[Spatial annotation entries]
--------------------------------

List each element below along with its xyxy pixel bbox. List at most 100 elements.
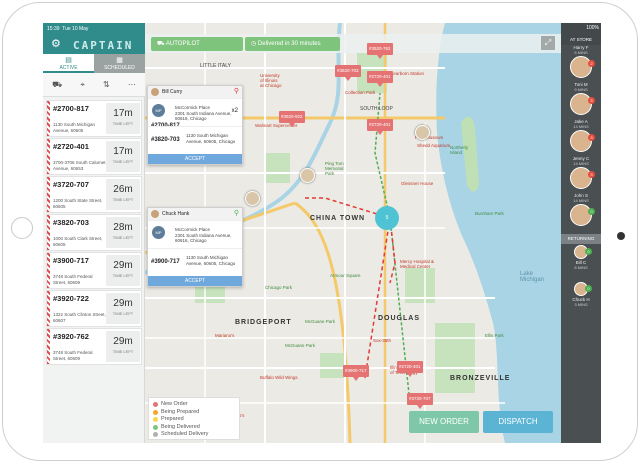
sort-filter-icon[interactable]: ⇅	[103, 80, 110, 89]
pin-filter-icon[interactable]: ⌖	[80, 80, 85, 90]
map-label: Northerly Island	[450, 145, 469, 155]
time-left-value: 29m	[113, 298, 133, 309]
order-map-pin[interactable]: #3920-762	[367, 43, 393, 59]
fullscreen-icon[interactable]: ⤢	[541, 36, 555, 50]
order-list: #2700-817 1130 South Michigan Avenue, 60…	[46, 100, 142, 366]
map-label: Ping Tom Memorial Park	[325, 161, 344, 176]
order-card[interactable]: #3820-703 1000 South Clark Street, 60605…	[46, 214, 142, 251]
driver-card[interactable]: Harry F 5 MINS 2	[561, 45, 601, 82]
driver-card[interactable]: Jenny C 14 MINS 3	[561, 156, 601, 193]
avatar	[570, 130, 592, 152]
driver-eta: 8 MINS	[574, 265, 588, 270]
time-left-value: 29m	[113, 336, 133, 347]
dispatch-button[interactable]: DISPATCH	[483, 411, 553, 433]
tab-scheduled[interactable]: ▦ SCHEDULED	[94, 54, 145, 73]
driver-card[interactable]: Toni M 9 MINS 3	[561, 82, 601, 119]
time-left-label: TIME LEFT	[112, 235, 134, 240]
status-legend: New Order Being Prepared Prepared Being …	[148, 397, 240, 440]
order-map-pin[interactable]: #3720-707	[407, 393, 433, 409]
driver-map-avatar[interactable]	[245, 191, 260, 206]
order-card[interactable]: #2700-817 1130 South Michigan Avenue, 60…	[46, 100, 142, 137]
driver-card[interactable]: Chuck H 3 MINS 0	[561, 282, 601, 318]
legend-label: Scheduled Delivery	[161, 431, 209, 437]
avatar	[151, 88, 159, 96]
order-card[interactable]: #3920-722 1322 South Clinton Street, 606…	[46, 290, 142, 327]
order-card[interactable]: #2720-401 3700-3706 South Calumet Avenue…	[46, 138, 142, 175]
driver-eta: 14 MINS	[573, 161, 589, 166]
map-label: BRONZEVILLE	[450, 375, 511, 382]
legend-label: Being Prepared	[161, 408, 200, 415]
driver-card[interactable]: Jake A 14 MINS 3	[561, 119, 601, 156]
driver-card[interactable]: John S 14 MINS 0	[561, 193, 601, 230]
time-left-box: 17m TIME LEFT	[106, 141, 140, 172]
address-line: 2301 South Indiana Avenue,	[175, 110, 232, 116]
driver-name: Chuck Hank	[162, 211, 190, 217]
legend-item: Being Prepared	[153, 409, 235, 417]
order-card[interactable]: #3920-762 3748 South Federal Street, 606…	[46, 328, 142, 365]
popover-order-row[interactable]: #3900-717 1130 South Michigan Avenue, 60…	[148, 248, 242, 276]
time-left-label: TIME LEFT	[112, 273, 134, 278]
order-map-pin[interactable]: #2720-401	[397, 361, 423, 377]
order-count-badge: 3	[588, 97, 595, 104]
order-id: #2720-401	[53, 142, 89, 151]
order-address: 1130 South Michigan Avenue, 60605, Chica…	[186, 255, 235, 266]
autopilot-toggle[interactable]: ⛟ AUTOPILOT	[151, 37, 243, 51]
order-map-pin[interactable]: #3920-922	[279, 111, 305, 127]
order-count-badge: 0	[588, 208, 595, 215]
order-count-badge: 2	[588, 60, 595, 67]
clock-icon: ◷	[251, 41, 257, 47]
driver-map-avatar[interactable]	[300, 168, 315, 183]
map-view[interactable]: ⛟ AUTOPILOT ◷ Delivered in 30 minutes ⤢ …	[145, 23, 561, 443]
driver-eta: 14 MINS	[573, 198, 589, 203]
map-label: SOUTH LOOP	[360, 106, 393, 112]
time-left-box: 26m TIME LEFT	[106, 179, 140, 210]
gear-icon[interactable]: ⚙	[51, 37, 61, 50]
new-order-stripe	[47, 253, 50, 288]
driver-name: Bill Curry	[162, 89, 183, 95]
address-line: 60616, Chicago	[175, 238, 207, 243]
accept-button[interactable]: ACCEPT	[148, 154, 242, 164]
store-marker[interactable]: 5	[375, 206, 399, 230]
list-icon: ▤	[65, 57, 72, 64]
order-card[interactable]: #3720-707 1200 South State Street, 60605…	[46, 176, 142, 213]
order-id: #3920-762	[53, 332, 89, 341]
order-address: McCormick Place 2301 South Indiana Avenu…	[175, 105, 231, 122]
tab-active[interactable]: ▤ ACTIVE	[43, 54, 94, 73]
map-label: Buffalo Wild Wings	[260, 375, 298, 380]
avatar	[570, 204, 592, 226]
popover-header: Chuck Hank ⚲	[148, 208, 242, 220]
map-pin-icon: ⚲	[233, 88, 239, 95]
legend-label: Being Delivered	[161, 423, 200, 430]
driver-eta: 14 MINS	[573, 124, 589, 129]
legend-dot	[153, 432, 158, 438]
more-filter-icon[interactable]: ⋯	[128, 80, 136, 89]
popover-order-row[interactable]: #3820-703 1130 South Michigan Avenue, 60…	[148, 126, 242, 154]
legend-item: Being Delivered	[153, 424, 235, 432]
order-id: #3920-722	[53, 294, 89, 303]
driver-eta: 9 MINS	[574, 87, 588, 92]
new-order-button[interactable]: NEW ORDER	[409, 411, 479, 433]
driver-card[interactable]: Bill C 8 MINS 0	[561, 245, 601, 281]
order-count-badge: 3	[588, 134, 595, 141]
time-left-label: TIME LEFT	[112, 197, 134, 202]
time-left-box: 28m TIME LEFT	[106, 217, 140, 248]
time-left-value: 17m	[113, 108, 133, 119]
order-map-pin[interactable]: #3900-717	[343, 365, 369, 381]
order-card[interactable]: #3900-717 3748 South Federal Street, 606…	[46, 252, 142, 289]
popover-order-row[interactable]: MP McCormick Place 2301 South Indiana Av…	[148, 220, 242, 248]
popover-order-row[interactable]: MP #2700-817 McCormick Place 2301 South …	[148, 98, 242, 129]
accept-button[interactable]: ACCEPT	[148, 276, 242, 286]
order-map-pin[interactable]: #2720-401	[367, 71, 393, 87]
order-address: 1200 South State Street, 60605	[53, 198, 103, 209]
order-map-pin[interactable]: #3820-703	[335, 65, 361, 81]
order-map-pin[interactable]: #2720-401	[367, 119, 393, 135]
driver-eta: 5 MINS	[574, 50, 588, 55]
drivers-panel: 100% AT STORE Harry F 5 MINS 2 Toni M 9 …	[561, 23, 601, 443]
car-filter-icon[interactable]: ⛟	[52, 80, 62, 90]
home-button[interactable]	[11, 217, 33, 239]
avatar	[151, 210, 159, 218]
order-address: 3748 South Federal Street, 60609	[53, 350, 93, 361]
driver-map-avatar[interactable]	[415, 125, 430, 140]
map-label: Shedd Aquarium	[417, 143, 451, 148]
returning-header: RETURNING	[561, 234, 601, 244]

--------------------------------

Reproduce all of the entries above line for line, leaving out the pictures.

**Result below**.
List each element below along with its xyxy pixel bbox. List at most 100 elements.
sort-filter-icon[interactable]: ⇅	[103, 80, 110, 89]
pin-filter-icon[interactable]: ⌖	[80, 80, 85, 90]
map-label: Northerly Island	[450, 145, 469, 155]
time-left-value: 29m	[113, 298, 133, 309]
order-map-pin[interactable]: #3920-762	[367, 43, 393, 59]
fullscreen-icon[interactable]: ⤢	[541, 36, 555, 50]
order-list: #2700-817 1130 South Michigan Avenue, 60…	[46, 100, 142, 366]
map-label: Ping Tom Memorial Park	[325, 161, 344, 176]
order-card[interactable]: #3820-703 1000 South Clark Street, 60605…	[46, 214, 142, 251]
driver-card[interactable]: Harry F 5 MINS 2	[561, 45, 601, 82]
driver-card[interactable]: Jenny C 14 MINS 3	[561, 156, 601, 193]
avatar	[570, 130, 592, 152]
driver-eta: 8 MINS	[574, 265, 588, 270]
time-left-value: 29m	[113, 336, 133, 347]
dispatch-button[interactable]: DISPATCH	[483, 411, 553, 433]
tab-scheduled[interactable]: ▦ SCHEDULED	[94, 54, 145, 73]
driver-card[interactable]: Toni M 9 MINS 3	[561, 82, 601, 119]
time-left-label: TIME LEFT	[112, 235, 134, 240]
status-legend: New Order Being Prepared Prepared Being …	[148, 397, 240, 440]
order-map-pin[interactable]: #3720-707	[407, 393, 433, 409]
driver-map-avatar[interactable]	[245, 191, 260, 206]
order-card[interactable]: #2700-817 1130 South Michigan Avenue, 60…	[46, 100, 142, 137]
driver-card[interactable]: Chuck H 3 MINS 0	[561, 282, 601, 318]
legend-label: Scheduled Delivery	[161, 431, 209, 437]
avatar	[151, 88, 159, 96]
order-card[interactable]: #3920-722 1322 South Clinton Street, 606…	[46, 290, 142, 327]
order-card[interactable]: #2720-401 3700-3706 South Calumet Avenue…	[46, 138, 142, 175]
driver-eta: 14 MINS	[573, 161, 589, 166]
map-label: BRONZEVILLE	[450, 375, 511, 382]
legend-label: Being Prepared	[161, 408, 200, 415]
driver-card[interactable]: Jake A 14 MINS 3	[561, 119, 601, 156]
driver-card[interactable]: John S 14 MINS 0	[561, 193, 601, 230]
time-left-box: 17m TIME LEFT	[106, 141, 140, 172]
address-line: 2301 South Indiana Avenue,	[175, 110, 232, 116]
driver-name: Chuck Hank	[162, 211, 190, 217]
legend-item: Being Prepared	[153, 409, 235, 417]
order-card[interactable]: #3920-762 3748 South Federal Street, 606…	[46, 328, 142, 365]
popover-order-row[interactable]: #3900-717 1130 South Michigan Avenue, 60…	[148, 248, 242, 276]
time-left-label: TIME LEFT	[112, 273, 134, 278]
order-map-pin[interactable]: #2720-401	[397, 361, 423, 377]
order-count-badge: 3	[588, 97, 595, 104]
order-id: #2720-401	[53, 142, 89, 151]
order-address: 1130 South Michigan Avenue, 60605, Chica…	[186, 255, 235, 266]
autopilot-toggle[interactable]: ⛟ AUTOPILOT	[151, 37, 243, 51]
order-map-pin[interactable]: #3920-922	[279, 111, 305, 127]
order-count-badge: 0	[588, 208, 595, 215]
order-count-badge: 2	[588, 60, 595, 67]
clock-icon: ◷	[251, 41, 257, 47]
driver-map-avatar[interactable]	[300, 168, 315, 183]
map-view[interactable]: ⛟ AUTOPILOT ◷ Delivered in 30 minutes ⤢ …	[145, 23, 561, 443]
driver-eta: 14 MINS	[573, 198, 589, 203]
map-label: SOUTH LOOP	[360, 106, 393, 112]
time-left-box: 26m TIME LEFT	[106, 179, 140, 210]
gear-icon[interactable]: ⚙	[51, 37, 61, 50]
new-order-stripe	[47, 253, 50, 288]
driver-name: Bill Curry	[162, 89, 183, 95]
address-line: 60616, Chicago	[175, 238, 207, 243]
accept-button[interactable]: ACCEPT	[148, 154, 242, 164]
store-marker[interactable]: 5	[375, 206, 399, 230]
list-icon: ▤	[65, 57, 72, 64]
order-card[interactable]: #3720-707 1200 South State Street, 60605…	[46, 176, 142, 213]
order-id: #3920-762	[53, 332, 89, 341]
order-address: McCormick Place 2301 South Indiana Avenu…	[175, 105, 231, 122]
tab-active[interactable]: ▤ ACTIVE	[43, 54, 94, 73]
map-label: Buffalo Wild Wings	[260, 375, 298, 380]
avatar	[570, 204, 592, 226]
popover-header: Chuck Hank ⚲	[148, 208, 242, 220]
map-pin-icon: ⚲	[233, 88, 239, 95]
legend-label: Being Delivered	[161, 423, 200, 430]
driver-eta: 14 MINS	[573, 124, 589, 129]
legend-dot	[153, 432, 158, 438]
more-filter-icon[interactable]: ⋯	[128, 80, 136, 89]
popover-order-row[interactable]: #3820-703 1130 South Michigan Avenue, 60…	[148, 126, 242, 154]
legend-item: Being Delivered	[153, 424, 235, 432]
order-id: #3920-722	[53, 294, 89, 303]
driver-eta: 9 MINS	[574, 87, 588, 92]
new-order-button[interactable]: NEW ORDER	[409, 411, 479, 433]
driver-card[interactable]: Bill C 8 MINS 0	[561, 245, 601, 281]
order-count-badge: 3	[588, 134, 595, 141]
time-left-label: TIME LEFT	[112, 197, 134, 202]
time-left-box: 28m TIME LEFT	[106, 217, 140, 248]
time-left-value: 17m	[113, 108, 133, 119]
order-map-pin[interactable]: #3900-717	[343, 365, 369, 381]
order-card[interactable]: #3900-717 3748 South Federal Street, 606…	[46, 252, 142, 289]
popover-order-row[interactable]: MP McCormick Place 2301 South Indiana Av…	[148, 220, 242, 248]
popover-order-row[interactable]: MP #2700-817 McCormick Place 2301 South …	[148, 98, 242, 129]
accept-button[interactable]: ACCEPT	[148, 276, 242, 286]
order-map-pin[interactable]: #2720-401	[367, 71, 393, 87]
order-address: 1200 South State Street, 60605	[53, 198, 103, 209]
order-map-pin[interactable]: #3820-703	[335, 65, 361, 81]
order-map-pin[interactable]: #2720-401	[367, 119, 393, 135]
driver-eta: 5 MINS	[574, 50, 588, 55]
drivers-panel: 100% AT STORE Harry F 5 MINS 2 Toni M 9 …	[561, 23, 601, 443]
car-filter-icon[interactable]: ⛟	[52, 80, 62, 90]
home-button[interactable]	[11, 217, 33, 239]
avatar	[151, 210, 159, 218]
order-address: 3748 South Federal Street, 60609	[53, 350, 93, 361]
driver-map-avatar[interactable]	[415, 125, 430, 140]
map-label: Shedd Aquarium	[417, 143, 451, 148]
returning-header: RETURNING	[561, 234, 601, 244]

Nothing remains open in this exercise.